EXTRACT >>

# # # #

No-Win Scenario for Consistent Lifers? Thoughts Inspired by Bloodlands
History has a way of challenging your beliefs. Past human experience, with all its complexity, ambiguity, hard cases, and agonizing choices, can cast doubt on previous certainties about justice or right and wrong. Advocates of the consistent life ethic might find their beliefs challenged in this way by the extremely dark chapter of human experience recounted in Bloodlands: Europe between Hitler and Stalin (2010), by Yale historian Timothy Snyder. The history covered in this book raises disturbing questions about how to fight aggression and injustice. Both consistent lifers who adhere to pacifism and those who adhere to Just War Theory might find that these questions defy any easy answer.
Snyder’s book follows the history of the region of Eastern Europe consisting of Poland, Estonia, Latvia, Lithuania, Belarus, Ukraine, and western Russia—which he dubs the “Bloodlands”—from roughly 1932 to 1953. During those years, the inhabitants of the Bloodlands suffered the brunt of both Stalin and Hitler’s crimes, such as the massive Ukrainian famine of the early 1930s that was at least partly caused by Stalinist policies; the death at German hands of Soviet POWs during the Second World War; and, above all, the mass murder of almost six million Jews by the Nazis and their collaborators in the Holocaust. What all these and many other atrocities have in common, as described by Snyder, is that the victims were not combatants in war but civilians or POWs. All told, Snyder reckons that a staggering 14 million people were killed in the Bloodlands in this way during the 1930s and early 1940s. The result of Snyder’s research is a sickening catalogue of evils.
Much of the book deals with events during the Second World War, and the account of this period raises the most disturbing questions for consistent lifers and others concerned with avoiding violence and pursuing peace. Nazi Germany’s attempted conquest of Europe is viewed by pacifists and Just War advocates alike as a great evil. Where pacifists and Just War theorists likely part company is on the proper response to the aggressor: a pacifist might argue that nonviolent resistance should have been attempted, while a Just War theorist might argue that the use of military force was a legitimate response. Although it does not directly address this debate, Bloodlands, taken together with other accounts on the period, throws both views into doubt.
Nonviolent resistance was successfully used against the Nazi regime, perhaps most notably in German-occupied Denmark during 1940-45 and in Germany during the Rosenstrasse protests of 1943. The Danes used methods such as strikes, sabotage of property, and symbolic acts of defiance to impede the production of German arms and the transportation of German soldiers; to maintain some domestic autonomy; and to foster Danish national pride. Moreover, in 1943 the Danish resistance pulled off the astounding feat of smuggling almost all of Denmark’s Jewish population to neutral Sweden, out of the Nazis’ reach. In the Rosenstrasse protests of 1943, hundreds of German women in Berlin gathered at the building on Rosenstrasse 2-4, where their Jewish husbands were imprisoned, to demand the men’s release. These protests eventually expanded to a thousand people and forced the release of 1,700 Jews. Fear of similar protests might have played a role in the Nazis’ decision later that year to release French Jews married to Gentiles.

# # # #

DATA LINES >>
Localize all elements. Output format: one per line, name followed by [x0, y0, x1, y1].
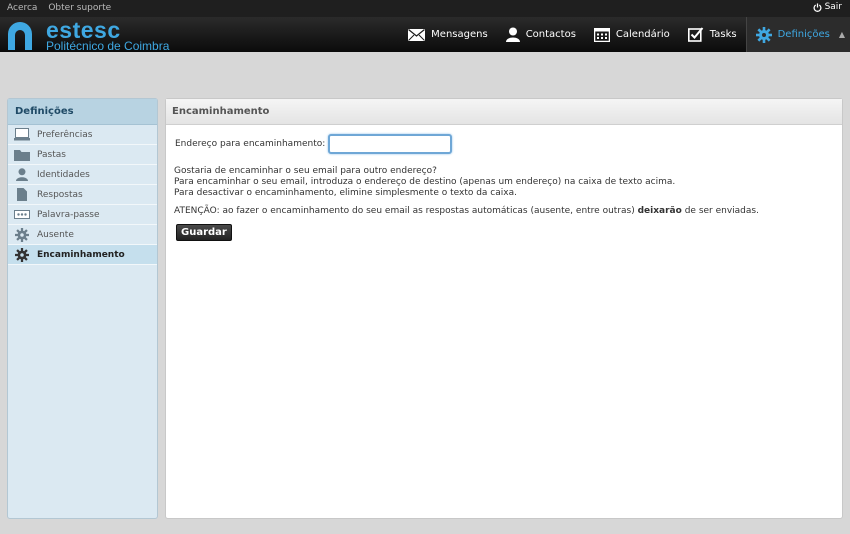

# # # #

WRITTEN REQUEST 1 >> List the places that, according to the essay on Bloodlands, make up the region Snyder calls the "Bloodlands."
WRITTEN REQUEST 2 >> In the essay on Bloodlands, how many people does Snyder reckon were killed in the Bloodlands during the 1930s and early 1940s?
WRITTEN REQUEST 3 >> Write the next paragraph of the essay on Bloodlands, picking up after its last sentence.
The lines have no connection to the essay on Bloodlands.

TASK ANSWER 1 >> Poland, Estonia, Latvia, Lithuania, Belarus, Ukraine, and western Russia.

TASK ANSWER 2 >> About 14 million people.

TASK ANSWER 3 >>
The heroism of the Danish resistance and the Rosenstrasse protesters should not be underrated, and their achievements show that in some cases nonviolence can succeed even against an opponent as brutal as the Nazis. Nevertheless, would such resistance have succeeded in protecting the lives and freedom of the Bloodlands’ inhabitants? This seems unlikely. Although they acted on behalf of Jews, the primary actors in both these nonviolent resistance movements were Danes and Germans, who were viewed favorably in Nazi ideology as fellow “Aryans.” The Nazis were likely less willing to employ extreme violence against such opponents. This was not the case in the Bloodlands, whose inhabitants were often either the hated Jews or Slavic peoples who were viewed by the Nazis as “sub-humans.”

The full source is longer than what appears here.